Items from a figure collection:

-------------------------

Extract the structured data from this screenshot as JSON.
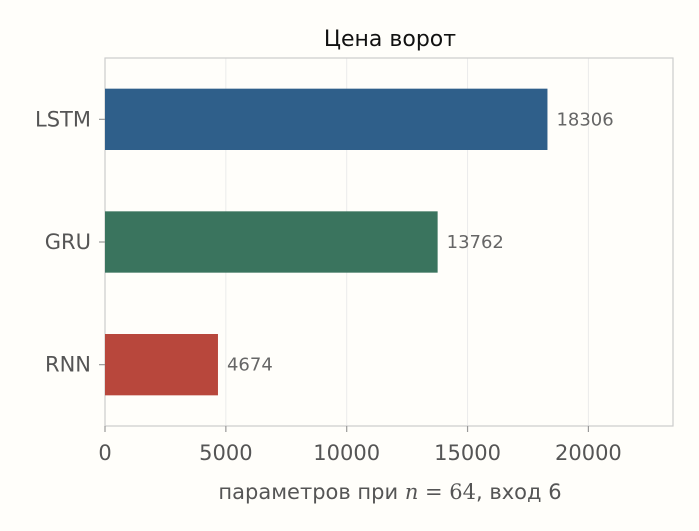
{
  "chart_data": {
    "type": "bar",
    "orientation": "horizontal",
    "title": "Цена ворот",
    "categories": [
      "LSTM",
      "GRU",
      "RNN"
    ],
    "values": [
      18306,
      13762,
      4674
    ],
    "data_labels": [
      "18306",
      "13762",
      "4674"
    ],
    "colors": [
      "#2f5f8a",
      "#3a745e",
      "#b8473c"
    ],
    "xlabel": {
      "prefix": "параметров при ",
      "math_var": "n",
      "math_eq": " = ",
      "math_val": "64",
      "suffix": ", вход 6"
    },
    "ylabel": "",
    "xlim": [
      0,
      23500
    ],
    "x_ticks": [
      0,
      5000,
      10000,
      15000,
      20000
    ],
    "x_tick_labels": [
      "0",
      "5000",
      "10000",
      "15000",
      "20000"
    ],
    "grid": "vertical",
    "legend": "none"
  }
}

-------------------------

What this task involves:
Copy out each record shown above without alteration, skipping any picture.

Result for this exercise:
Extract the structured data from this screenshot as JSON.
{
  "chart_data": {
    "type": "bar",
    "orientation": "horizontal",
    "title": "Цена ворот",
    "categories": [
      "LSTM",
      "GRU",
      "RNN"
    ],
    "values": [
      18306,
      13762,
      4674
    ],
    "data_labels": [
      "18306",
      "13762",
      "4674"
    ],
    "colors": [
      "#2f5f8a",
      "#3a745e",
      "#b8473c"
    ],
    "xlabel": {
      "prefix": "параметров при ",
      "math_var": "n",
      "math_eq": " = ",
      "math_val": "64",
      "suffix": ", вход 6"
    },
    "ylabel": "",
    "xlim": [
      0,
      23500
    ],
    "x_ticks": [
      0,
      5000,
      10000,
      15000,
      20000
    ],
    "x_tick_labels": [
      "0",
      "5000",
      "10000",
      "15000",
      "20000"
    ],
    "grid": "vertical",
    "legend": "none"
  }
}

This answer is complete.